#### [WHAT YOU HAVE TO DO]
Echo back every line of the items below word for word, but omit the pictures.

# # # #

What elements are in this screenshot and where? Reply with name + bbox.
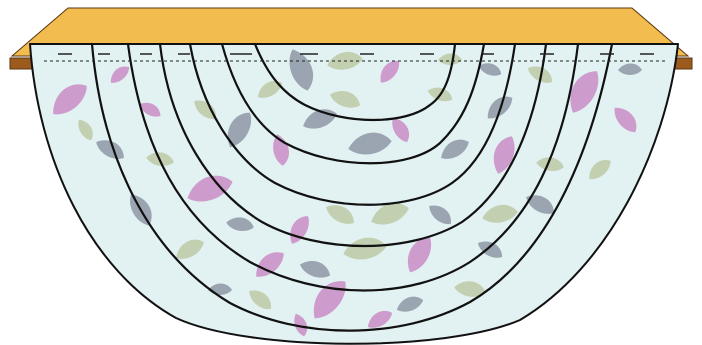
leaf-print-motif <box>441 139 469 159</box>
leaf-print-motif <box>478 63 502 76</box>
fabric-panel <box>29 43 679 345</box>
fold-line <box>126 42 580 292</box>
leaf-print-motif <box>407 237 432 273</box>
leaf-print-motif <box>53 84 87 115</box>
leaf-print-motif <box>176 239 204 259</box>
leaf-print-motif <box>392 117 410 143</box>
leaf-print-motif <box>454 281 486 297</box>
swag-fold-lines <box>90 42 614 332</box>
leaf-print-motif <box>536 157 564 172</box>
fold-line <box>220 42 486 165</box>
fold-line <box>188 42 517 206</box>
leaf-print-motif <box>227 112 252 148</box>
swag-fabric <box>29 42 679 345</box>
leaf-print-motif <box>289 49 314 91</box>
leaf-print-motif <box>589 160 611 180</box>
leaf-print-motif <box>493 136 515 174</box>
leaf-print-motif <box>371 203 409 225</box>
leaf-print-motif <box>110 66 130 83</box>
leaf-print-motif <box>256 252 284 277</box>
leaf-print-motif <box>526 195 554 214</box>
leaf-print-motif <box>299 261 331 278</box>
leaf-print-motif <box>313 281 346 319</box>
leaf-print-motif <box>294 313 308 337</box>
leaf-print-motif <box>438 53 462 65</box>
leaf-print-motif <box>326 205 354 224</box>
leaf-print-motif <box>527 66 553 83</box>
fold-line <box>158 42 548 247</box>
leaf-print-motif <box>570 71 599 113</box>
leaf-print-motif <box>429 205 451 225</box>
leaf-print-motif <box>367 310 393 328</box>
leaf-print-motif <box>343 237 387 260</box>
leaf-print-motif <box>482 204 518 223</box>
leaf-print-motif <box>257 80 283 98</box>
leaf-print-motif <box>329 91 361 108</box>
leaf-print-motif <box>78 119 93 141</box>
leaf-print-motif <box>396 296 424 312</box>
leaf-print-motif <box>139 102 161 117</box>
leaf-print-motif <box>614 107 637 133</box>
leaf-print-motif <box>618 63 642 75</box>
leaf-print-motif <box>380 61 400 83</box>
leaf-print-motif <box>348 132 392 155</box>
leaf-print-motif <box>194 100 216 120</box>
fold-line <box>253 42 457 122</box>
fold-line <box>90 42 614 332</box>
leaf-print-motif <box>187 175 233 202</box>
leaf-print-motif <box>249 290 271 310</box>
leaf-print-motif <box>477 241 503 258</box>
leaf-print-motif <box>226 217 254 232</box>
leaf-print-motif <box>96 140 124 159</box>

# # # #

#### [CORRECT RESPONSE]
What elements are in this screenshot and where? Reply with name + bbox.
leaf-print-motif <box>441 139 469 159</box>
leaf-print-motif <box>478 63 502 76</box>
fabric-panel <box>29 43 679 345</box>
fold-line <box>126 42 580 292</box>
leaf-print-motif <box>407 237 432 273</box>
leaf-print-motif <box>53 84 87 115</box>
leaf-print-motif <box>176 239 204 259</box>
leaf-print-motif <box>392 117 410 143</box>
leaf-print-motif <box>454 281 486 297</box>
swag-fold-lines <box>90 42 614 332</box>
leaf-print-motif <box>536 157 564 172</box>
fold-line <box>220 42 486 165</box>
fold-line <box>188 42 517 206</box>
leaf-print-motif <box>227 112 252 148</box>
swag-fabric <box>29 42 679 345</box>
leaf-print-motif <box>289 49 314 91</box>
leaf-print-motif <box>589 160 611 180</box>
leaf-print-motif <box>493 136 515 174</box>
leaf-print-motif <box>371 203 409 225</box>
leaf-print-motif <box>110 66 130 83</box>
leaf-print-motif <box>256 252 284 277</box>
leaf-print-motif <box>526 195 554 214</box>
leaf-print-motif <box>299 261 331 278</box>
leaf-print-motif <box>313 281 346 319</box>
leaf-print-motif <box>294 313 308 337</box>
leaf-print-motif <box>438 53 462 65</box>
leaf-print-motif <box>326 205 354 224</box>
leaf-print-motif <box>527 66 553 83</box>
fold-line <box>158 42 548 247</box>
leaf-print-motif <box>570 71 599 113</box>
leaf-print-motif <box>429 205 451 225</box>
leaf-print-motif <box>367 310 393 328</box>
leaf-print-motif <box>343 237 387 260</box>
leaf-print-motif <box>482 204 518 223</box>
leaf-print-motif <box>257 80 283 98</box>
leaf-print-motif <box>329 91 361 108</box>
leaf-print-motif <box>78 119 93 141</box>
leaf-print-motif <box>396 296 424 312</box>
leaf-print-motif <box>139 102 161 117</box>
leaf-print-motif <box>614 107 637 133</box>
leaf-print-motif <box>618 63 642 75</box>
leaf-print-motif <box>380 61 400 83</box>
leaf-print-motif <box>348 132 392 155</box>
leaf-print-motif <box>194 100 216 120</box>
fold-line <box>253 42 457 122</box>
fold-line <box>90 42 614 332</box>
leaf-print-motif <box>187 175 233 202</box>
leaf-print-motif <box>249 290 271 310</box>
leaf-print-motif <box>477 241 503 258</box>
leaf-print-motif <box>226 217 254 232</box>
leaf-print-motif <box>96 140 124 159</box>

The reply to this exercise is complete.